* Estratto del documento *
----------------
Aggredito operatore di un centro di accoglienza per minori

Aggredito operatore di un centro di accoglienza per minori

Un operatore che lavora in una struttura di accoglienza per minori non accompagnati a Bologna è stato aggredito e derubato da un ospite e da un altro giovane, che lo hanno anche minacciato con un coltello e colpito con una sedia. Sono intervenuti i carabinieri della stazione Navile che per l’episodio hanno arrestato l’ospite 17enne e denunciato a piede libero un 18enne, entrambi di origine tunisina. Il minore è accusato di furto aggravato, porto di armi, minacce e lesioni a pubblico ufficiale, l’altro giovane risponde di violenza privata e violazione di domicilio.
----------------
(Dati registrati)

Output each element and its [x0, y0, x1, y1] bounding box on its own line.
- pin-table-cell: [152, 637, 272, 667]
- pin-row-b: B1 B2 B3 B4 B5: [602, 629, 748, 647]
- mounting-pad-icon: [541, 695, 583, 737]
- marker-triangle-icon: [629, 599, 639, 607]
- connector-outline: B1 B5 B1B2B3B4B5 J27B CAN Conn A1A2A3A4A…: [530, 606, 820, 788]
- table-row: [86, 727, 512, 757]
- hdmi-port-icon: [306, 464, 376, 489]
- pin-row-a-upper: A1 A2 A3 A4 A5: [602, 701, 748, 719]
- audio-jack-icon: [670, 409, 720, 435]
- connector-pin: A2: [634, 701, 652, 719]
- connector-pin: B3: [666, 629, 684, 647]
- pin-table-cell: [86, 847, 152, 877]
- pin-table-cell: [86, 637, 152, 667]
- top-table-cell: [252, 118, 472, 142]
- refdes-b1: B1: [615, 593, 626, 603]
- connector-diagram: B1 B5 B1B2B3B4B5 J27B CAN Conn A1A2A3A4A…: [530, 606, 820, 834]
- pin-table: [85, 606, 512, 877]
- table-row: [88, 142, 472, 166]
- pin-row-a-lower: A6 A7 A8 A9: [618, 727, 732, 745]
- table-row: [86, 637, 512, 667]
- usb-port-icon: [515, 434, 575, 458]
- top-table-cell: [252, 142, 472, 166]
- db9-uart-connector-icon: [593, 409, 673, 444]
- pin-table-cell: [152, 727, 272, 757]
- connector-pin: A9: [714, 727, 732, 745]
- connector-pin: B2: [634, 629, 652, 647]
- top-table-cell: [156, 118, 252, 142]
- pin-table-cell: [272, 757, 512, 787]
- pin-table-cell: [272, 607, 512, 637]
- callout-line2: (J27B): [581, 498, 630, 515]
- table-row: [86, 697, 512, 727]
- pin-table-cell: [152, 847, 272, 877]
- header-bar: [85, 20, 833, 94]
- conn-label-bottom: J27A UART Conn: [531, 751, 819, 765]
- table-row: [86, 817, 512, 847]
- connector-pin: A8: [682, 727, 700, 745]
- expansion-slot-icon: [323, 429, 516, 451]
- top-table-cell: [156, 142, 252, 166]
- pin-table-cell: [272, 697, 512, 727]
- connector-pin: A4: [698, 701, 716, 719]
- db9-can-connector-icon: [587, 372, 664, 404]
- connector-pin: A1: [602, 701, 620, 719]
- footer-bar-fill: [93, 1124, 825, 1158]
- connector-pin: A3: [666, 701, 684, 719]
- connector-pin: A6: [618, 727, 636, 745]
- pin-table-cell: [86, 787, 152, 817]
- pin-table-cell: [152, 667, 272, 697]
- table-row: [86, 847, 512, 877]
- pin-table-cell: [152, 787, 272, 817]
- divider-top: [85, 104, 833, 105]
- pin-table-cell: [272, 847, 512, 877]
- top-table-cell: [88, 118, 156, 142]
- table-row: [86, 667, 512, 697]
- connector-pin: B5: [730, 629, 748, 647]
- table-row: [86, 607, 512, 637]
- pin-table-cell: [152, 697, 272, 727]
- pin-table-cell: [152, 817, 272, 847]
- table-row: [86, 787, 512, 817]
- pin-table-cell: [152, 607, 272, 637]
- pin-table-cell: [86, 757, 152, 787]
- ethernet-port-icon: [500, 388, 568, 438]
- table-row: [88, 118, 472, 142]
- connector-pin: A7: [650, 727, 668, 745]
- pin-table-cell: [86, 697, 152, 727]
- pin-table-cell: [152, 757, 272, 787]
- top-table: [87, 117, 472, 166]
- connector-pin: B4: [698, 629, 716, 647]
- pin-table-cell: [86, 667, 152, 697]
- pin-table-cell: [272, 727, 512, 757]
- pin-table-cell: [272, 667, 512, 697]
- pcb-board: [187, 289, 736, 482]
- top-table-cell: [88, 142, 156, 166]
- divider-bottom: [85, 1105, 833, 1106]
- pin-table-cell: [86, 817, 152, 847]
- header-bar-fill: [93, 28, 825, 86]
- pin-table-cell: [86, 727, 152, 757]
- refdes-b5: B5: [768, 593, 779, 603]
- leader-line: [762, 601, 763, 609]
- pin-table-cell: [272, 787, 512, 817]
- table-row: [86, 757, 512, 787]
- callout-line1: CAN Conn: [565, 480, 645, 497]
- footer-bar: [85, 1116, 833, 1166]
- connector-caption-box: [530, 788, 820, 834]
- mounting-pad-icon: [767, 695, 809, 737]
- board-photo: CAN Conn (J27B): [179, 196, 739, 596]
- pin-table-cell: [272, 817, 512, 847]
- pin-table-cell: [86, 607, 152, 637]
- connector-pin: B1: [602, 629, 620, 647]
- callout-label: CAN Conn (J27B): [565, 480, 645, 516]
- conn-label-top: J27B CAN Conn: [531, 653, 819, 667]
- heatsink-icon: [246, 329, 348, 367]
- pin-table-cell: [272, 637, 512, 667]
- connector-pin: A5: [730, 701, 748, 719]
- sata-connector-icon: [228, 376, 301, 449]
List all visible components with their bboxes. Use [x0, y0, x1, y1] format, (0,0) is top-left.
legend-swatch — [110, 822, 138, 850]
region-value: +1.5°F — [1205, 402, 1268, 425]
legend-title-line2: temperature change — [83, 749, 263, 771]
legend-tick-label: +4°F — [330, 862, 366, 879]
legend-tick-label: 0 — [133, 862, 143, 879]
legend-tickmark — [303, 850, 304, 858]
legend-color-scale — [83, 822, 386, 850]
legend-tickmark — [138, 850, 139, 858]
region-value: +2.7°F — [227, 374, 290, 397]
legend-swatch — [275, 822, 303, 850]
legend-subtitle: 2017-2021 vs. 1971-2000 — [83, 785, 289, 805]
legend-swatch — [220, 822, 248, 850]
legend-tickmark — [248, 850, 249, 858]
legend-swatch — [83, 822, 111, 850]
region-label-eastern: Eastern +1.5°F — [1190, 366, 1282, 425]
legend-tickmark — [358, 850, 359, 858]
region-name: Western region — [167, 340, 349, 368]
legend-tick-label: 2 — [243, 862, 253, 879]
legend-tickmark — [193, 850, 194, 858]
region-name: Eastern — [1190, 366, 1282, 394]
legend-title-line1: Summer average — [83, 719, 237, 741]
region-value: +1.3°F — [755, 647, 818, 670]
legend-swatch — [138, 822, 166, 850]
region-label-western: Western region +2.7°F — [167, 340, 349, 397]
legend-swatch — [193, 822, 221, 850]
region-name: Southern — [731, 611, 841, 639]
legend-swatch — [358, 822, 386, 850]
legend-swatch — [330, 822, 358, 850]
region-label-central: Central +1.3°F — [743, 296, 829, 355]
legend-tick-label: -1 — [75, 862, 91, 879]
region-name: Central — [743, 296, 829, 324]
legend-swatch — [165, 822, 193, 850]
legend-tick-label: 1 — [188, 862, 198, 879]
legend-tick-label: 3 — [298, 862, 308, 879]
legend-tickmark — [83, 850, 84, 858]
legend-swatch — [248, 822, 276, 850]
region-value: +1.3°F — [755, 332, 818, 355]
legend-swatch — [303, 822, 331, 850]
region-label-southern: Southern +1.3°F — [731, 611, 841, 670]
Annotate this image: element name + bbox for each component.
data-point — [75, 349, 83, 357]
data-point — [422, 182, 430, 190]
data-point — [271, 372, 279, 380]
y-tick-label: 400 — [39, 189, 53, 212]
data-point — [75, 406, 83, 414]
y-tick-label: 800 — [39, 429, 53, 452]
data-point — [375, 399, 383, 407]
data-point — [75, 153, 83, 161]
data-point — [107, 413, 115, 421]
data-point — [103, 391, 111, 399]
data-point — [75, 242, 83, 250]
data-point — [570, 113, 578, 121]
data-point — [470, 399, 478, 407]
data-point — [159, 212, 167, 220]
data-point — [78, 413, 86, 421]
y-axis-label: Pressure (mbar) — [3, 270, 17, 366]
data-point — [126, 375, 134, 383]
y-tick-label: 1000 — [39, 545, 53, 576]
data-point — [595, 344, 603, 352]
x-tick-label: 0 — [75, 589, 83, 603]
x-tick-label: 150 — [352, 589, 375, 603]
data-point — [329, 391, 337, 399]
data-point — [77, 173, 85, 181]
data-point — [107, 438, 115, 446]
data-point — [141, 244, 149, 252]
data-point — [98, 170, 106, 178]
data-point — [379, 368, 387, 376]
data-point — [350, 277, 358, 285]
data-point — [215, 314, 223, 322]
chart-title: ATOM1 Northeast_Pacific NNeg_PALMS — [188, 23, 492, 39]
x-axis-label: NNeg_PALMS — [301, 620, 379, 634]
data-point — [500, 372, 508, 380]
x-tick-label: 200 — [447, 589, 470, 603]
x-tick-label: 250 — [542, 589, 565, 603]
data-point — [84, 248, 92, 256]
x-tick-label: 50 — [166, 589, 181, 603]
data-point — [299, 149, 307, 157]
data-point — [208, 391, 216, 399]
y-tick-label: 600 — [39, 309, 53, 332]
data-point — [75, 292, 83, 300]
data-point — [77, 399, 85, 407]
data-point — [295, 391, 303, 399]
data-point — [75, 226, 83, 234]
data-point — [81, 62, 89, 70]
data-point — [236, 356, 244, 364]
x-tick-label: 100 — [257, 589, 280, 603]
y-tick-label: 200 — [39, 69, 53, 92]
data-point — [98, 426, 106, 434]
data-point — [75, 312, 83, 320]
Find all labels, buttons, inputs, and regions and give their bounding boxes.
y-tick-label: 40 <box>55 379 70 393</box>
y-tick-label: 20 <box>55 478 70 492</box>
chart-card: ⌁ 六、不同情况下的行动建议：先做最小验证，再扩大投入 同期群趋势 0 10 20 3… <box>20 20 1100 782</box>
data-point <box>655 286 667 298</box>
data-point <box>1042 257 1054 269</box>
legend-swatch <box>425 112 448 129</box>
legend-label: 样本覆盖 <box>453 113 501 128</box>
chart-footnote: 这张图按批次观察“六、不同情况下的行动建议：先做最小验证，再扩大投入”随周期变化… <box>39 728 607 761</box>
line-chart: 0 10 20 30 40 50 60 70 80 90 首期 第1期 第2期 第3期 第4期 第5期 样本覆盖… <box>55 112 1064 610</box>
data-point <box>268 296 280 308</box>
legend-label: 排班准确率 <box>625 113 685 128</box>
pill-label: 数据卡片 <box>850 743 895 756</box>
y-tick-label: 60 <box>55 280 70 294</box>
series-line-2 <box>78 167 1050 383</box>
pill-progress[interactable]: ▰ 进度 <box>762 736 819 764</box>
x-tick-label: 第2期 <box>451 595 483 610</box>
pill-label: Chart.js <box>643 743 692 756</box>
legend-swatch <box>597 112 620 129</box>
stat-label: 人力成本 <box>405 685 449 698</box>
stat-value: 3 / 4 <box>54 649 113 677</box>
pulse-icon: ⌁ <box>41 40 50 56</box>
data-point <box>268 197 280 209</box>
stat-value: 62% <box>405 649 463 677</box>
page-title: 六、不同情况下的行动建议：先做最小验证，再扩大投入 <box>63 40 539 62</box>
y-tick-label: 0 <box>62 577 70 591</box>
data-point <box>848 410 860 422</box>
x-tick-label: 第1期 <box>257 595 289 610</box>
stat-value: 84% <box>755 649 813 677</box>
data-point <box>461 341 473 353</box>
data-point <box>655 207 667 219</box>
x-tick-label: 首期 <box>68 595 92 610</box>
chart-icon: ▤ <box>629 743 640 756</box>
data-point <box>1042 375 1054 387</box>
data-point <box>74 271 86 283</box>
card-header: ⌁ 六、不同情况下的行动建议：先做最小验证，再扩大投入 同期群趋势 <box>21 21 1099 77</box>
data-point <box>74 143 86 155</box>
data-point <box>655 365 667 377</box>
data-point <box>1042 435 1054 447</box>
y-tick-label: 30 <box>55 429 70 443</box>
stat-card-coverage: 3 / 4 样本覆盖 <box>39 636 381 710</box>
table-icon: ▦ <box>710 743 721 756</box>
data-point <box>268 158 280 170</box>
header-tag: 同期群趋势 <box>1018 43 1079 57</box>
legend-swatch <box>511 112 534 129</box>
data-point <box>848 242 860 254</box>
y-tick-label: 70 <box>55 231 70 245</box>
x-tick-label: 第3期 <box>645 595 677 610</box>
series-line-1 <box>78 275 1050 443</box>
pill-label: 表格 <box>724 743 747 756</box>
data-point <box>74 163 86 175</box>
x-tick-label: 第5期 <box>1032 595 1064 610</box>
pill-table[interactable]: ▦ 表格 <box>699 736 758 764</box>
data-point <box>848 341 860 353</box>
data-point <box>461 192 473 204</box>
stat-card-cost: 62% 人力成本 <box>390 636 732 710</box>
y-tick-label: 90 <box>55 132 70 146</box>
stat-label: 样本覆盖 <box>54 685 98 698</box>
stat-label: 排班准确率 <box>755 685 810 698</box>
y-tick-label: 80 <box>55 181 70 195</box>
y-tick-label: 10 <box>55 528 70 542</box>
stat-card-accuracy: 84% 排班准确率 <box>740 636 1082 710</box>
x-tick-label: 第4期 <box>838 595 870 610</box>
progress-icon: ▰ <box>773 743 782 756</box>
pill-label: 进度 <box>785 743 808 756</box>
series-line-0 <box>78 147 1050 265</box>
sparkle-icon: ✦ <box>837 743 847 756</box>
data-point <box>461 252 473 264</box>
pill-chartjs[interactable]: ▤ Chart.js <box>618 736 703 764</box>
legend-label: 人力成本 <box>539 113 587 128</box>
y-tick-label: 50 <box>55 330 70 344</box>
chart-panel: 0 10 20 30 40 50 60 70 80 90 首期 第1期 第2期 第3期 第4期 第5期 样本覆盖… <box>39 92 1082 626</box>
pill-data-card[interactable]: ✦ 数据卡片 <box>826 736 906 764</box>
----------------
* Completa quanto segue *
(a) Nell'articolo sull'aggressione all'operatore, indica ogni reato di cui è accusato il minore.
(b) Prosegui l'articolo sull'aggressione all'operatore a partire dal punto in cui si interrompe.

* Risposte all'esercizio *
(a) Furto aggravato, porto di armi, minacce e lesioni a pubblico ufficiale.

(b)
I fatti si sono verificati in una struttura in via Ferrarese e ad essere aggredito è stato un operatore 32enne. Secondo quanto ricostruito dai carabinieri, furto e aggressione sono avvenuti dopo che l’operatore, durante un controllo delle stanze, ha trovato il 17enne e il 18enne che dormivano entrambi nella camera assegnata al minore e ha chiesto al maggiorenne di allontanarsi dalla comunità, non essendo un ospite. A quel punto il 17enne avrebbe raggiunto l’alloggio in uso all’operatore e sottratto 50 euro dal suo portafogli che era sul comodino. Il 32enne se n’è accorto e ha bloccato il ragazzo che, insieme all’amico, ha reagito con violenza. L’operatore è stato spintonato e minacciato con un coltello, inoltre gli sono state lanciate addosso alcune pietre e una sedia. L’uomo ha riportato lievi ferite a una gamba.

Il 17enne, su disposizione della Procura per i Minorenni, dopo l’arresto è stato portato in un altro centro di prima accoglienza per minori in attesa dell’udienza di convalida.